_TASK INSTRUCTIONS_.
Single out each line with the word "eines" and copy it.

_RECORDS SHOWN_.
+--
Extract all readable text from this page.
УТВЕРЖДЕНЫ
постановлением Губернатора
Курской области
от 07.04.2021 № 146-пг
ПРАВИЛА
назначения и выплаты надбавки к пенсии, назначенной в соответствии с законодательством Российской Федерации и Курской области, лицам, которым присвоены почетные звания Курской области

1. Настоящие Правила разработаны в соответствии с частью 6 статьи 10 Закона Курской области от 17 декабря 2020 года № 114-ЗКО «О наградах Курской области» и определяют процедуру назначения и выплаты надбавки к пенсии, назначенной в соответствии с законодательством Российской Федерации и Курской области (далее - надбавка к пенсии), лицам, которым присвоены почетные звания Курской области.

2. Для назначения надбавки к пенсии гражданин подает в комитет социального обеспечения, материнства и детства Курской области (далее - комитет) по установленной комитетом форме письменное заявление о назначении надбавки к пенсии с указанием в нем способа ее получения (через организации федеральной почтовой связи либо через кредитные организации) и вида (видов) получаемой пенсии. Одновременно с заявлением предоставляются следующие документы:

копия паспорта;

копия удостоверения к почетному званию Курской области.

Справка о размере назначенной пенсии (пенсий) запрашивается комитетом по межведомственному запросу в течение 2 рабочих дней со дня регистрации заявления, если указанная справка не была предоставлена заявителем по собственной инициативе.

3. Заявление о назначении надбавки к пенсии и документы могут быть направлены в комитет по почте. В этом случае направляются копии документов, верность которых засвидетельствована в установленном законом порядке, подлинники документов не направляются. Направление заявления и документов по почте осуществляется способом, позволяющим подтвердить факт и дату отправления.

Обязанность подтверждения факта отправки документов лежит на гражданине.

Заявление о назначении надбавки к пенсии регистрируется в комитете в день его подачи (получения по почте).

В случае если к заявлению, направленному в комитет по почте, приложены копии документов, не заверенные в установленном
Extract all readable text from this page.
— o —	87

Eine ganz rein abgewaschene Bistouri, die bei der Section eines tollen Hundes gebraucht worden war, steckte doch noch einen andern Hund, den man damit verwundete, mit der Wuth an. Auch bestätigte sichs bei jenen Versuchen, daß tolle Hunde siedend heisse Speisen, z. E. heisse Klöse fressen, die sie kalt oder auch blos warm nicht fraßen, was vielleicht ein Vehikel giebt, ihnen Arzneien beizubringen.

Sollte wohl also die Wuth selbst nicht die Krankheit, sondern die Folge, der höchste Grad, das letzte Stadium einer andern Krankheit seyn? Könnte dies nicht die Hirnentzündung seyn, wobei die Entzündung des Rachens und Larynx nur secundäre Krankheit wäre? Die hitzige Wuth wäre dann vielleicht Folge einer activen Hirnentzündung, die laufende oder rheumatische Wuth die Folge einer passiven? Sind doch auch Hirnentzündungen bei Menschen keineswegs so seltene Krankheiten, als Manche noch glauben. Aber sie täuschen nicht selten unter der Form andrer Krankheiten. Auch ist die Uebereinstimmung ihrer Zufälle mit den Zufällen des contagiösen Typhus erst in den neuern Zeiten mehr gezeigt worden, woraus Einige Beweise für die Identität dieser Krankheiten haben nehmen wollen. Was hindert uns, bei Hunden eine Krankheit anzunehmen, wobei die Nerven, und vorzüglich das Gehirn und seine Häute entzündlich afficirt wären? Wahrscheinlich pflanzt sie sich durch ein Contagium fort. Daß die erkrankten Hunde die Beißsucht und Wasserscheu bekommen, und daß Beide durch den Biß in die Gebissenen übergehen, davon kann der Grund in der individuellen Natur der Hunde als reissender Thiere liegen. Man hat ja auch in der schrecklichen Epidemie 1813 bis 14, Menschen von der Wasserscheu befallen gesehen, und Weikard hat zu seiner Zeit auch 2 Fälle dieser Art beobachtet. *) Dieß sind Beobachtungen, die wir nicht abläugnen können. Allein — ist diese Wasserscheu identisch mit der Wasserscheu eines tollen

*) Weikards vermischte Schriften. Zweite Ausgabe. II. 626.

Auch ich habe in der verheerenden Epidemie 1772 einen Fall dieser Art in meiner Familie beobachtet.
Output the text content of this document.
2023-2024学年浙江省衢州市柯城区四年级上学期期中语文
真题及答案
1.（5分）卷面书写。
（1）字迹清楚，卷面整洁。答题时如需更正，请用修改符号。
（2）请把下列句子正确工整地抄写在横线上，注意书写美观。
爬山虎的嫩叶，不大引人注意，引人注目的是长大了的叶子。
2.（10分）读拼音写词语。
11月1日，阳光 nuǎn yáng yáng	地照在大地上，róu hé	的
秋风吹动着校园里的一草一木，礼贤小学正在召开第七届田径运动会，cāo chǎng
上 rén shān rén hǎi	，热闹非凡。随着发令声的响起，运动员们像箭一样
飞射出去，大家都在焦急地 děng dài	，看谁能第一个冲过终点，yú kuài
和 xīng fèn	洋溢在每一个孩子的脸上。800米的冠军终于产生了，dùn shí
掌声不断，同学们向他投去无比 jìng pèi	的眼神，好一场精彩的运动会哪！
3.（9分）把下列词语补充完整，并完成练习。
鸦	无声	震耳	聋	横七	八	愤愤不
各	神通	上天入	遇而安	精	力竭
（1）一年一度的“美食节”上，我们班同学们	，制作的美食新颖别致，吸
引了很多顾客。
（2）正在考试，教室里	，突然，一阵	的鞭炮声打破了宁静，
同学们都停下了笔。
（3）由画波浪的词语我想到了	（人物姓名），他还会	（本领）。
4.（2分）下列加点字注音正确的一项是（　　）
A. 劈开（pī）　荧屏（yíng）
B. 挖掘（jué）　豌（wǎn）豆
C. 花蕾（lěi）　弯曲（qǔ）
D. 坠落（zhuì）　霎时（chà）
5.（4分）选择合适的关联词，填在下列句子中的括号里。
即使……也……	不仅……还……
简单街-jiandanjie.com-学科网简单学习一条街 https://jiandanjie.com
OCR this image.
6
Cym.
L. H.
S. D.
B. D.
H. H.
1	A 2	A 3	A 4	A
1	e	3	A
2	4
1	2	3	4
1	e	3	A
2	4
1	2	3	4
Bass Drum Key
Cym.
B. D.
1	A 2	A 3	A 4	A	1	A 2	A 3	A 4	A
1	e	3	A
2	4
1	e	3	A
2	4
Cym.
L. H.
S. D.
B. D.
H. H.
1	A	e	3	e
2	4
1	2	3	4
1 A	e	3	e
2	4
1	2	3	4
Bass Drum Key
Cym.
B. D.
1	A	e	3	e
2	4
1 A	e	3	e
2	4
+--
_REPLY_.
Eine ganz rein abgewaschene Bistouri, die bei der Section eines tollen Hundes gebraucht worden war, steckte doch noch einen andern Hund, den man damit verwundete, mit der Wuth an. Auch bestätigte sichs bei jenen Versuchen, daß tolle Hunde siedend heisse Speisen, z. E. heisse Klöse fressen, die sie kalt oder auch blos warm nicht fraßen, was vielleicht ein Vehikel giebt, ihnen Arzneien beizubringen.
Sollte wohl also die Wuth selbst nicht die Krankheit, sondern die Folge, der höchste Grad, das letzte Stadium einer andern Krankheit seyn? Könnte dies nicht die Hirnentzündung seyn, wobei die Entzündung des Rachens und Larynx nur secundäre Krankheit wäre? Die hitzige Wuth wäre dann vielleicht Folge einer activen Hirnentzündung, die laufende oder rheumatische Wuth die Folge einer passiven? Sind doch auch Hirnentzündungen bei Menschen keineswegs so seltene Krankheiten, als Manche noch glauben. Aber sie täuschen nicht selten unter der Form andrer Krankheiten. Auch ist die Uebereinstimmung ihrer Zufälle mit den Zufällen des contagiösen Typhus erst in den neuern Zeiten mehr gezeigt worden, woraus Einige Beweise für die Identität dieser Krankheiten haben nehmen wollen. Was hindert uns, bei Hunden eine Krankheit anzunehmen, wobei die Nerven, und vorzüglich das Gehirn und seine Häute entzündlich afficirt wären? Wahrscheinlich pflanzt sie sich durch ein Contagium fort. Daß die erkrankten Hunde die Beißsucht und Wasserscheu bekommen, und daß Beide durch den Biß in die Gebissenen übergehen, davon kann der Grund in der individuellen Natur der Hunde als reissender Thiere liegen. Man hat ja auch in der schrecklichen Epidemie 1813 bis 14, Menschen von der Wasserscheu befallen gesehen, und Weikard hat zu seiner Zeit auch 2 Fälle dieser Art beobachtet. *) Dieß sind Beobachtungen, die wir nicht abläugnen können. Allein — ist diese Wasserscheu identisch mit der Wasserscheu eines tollen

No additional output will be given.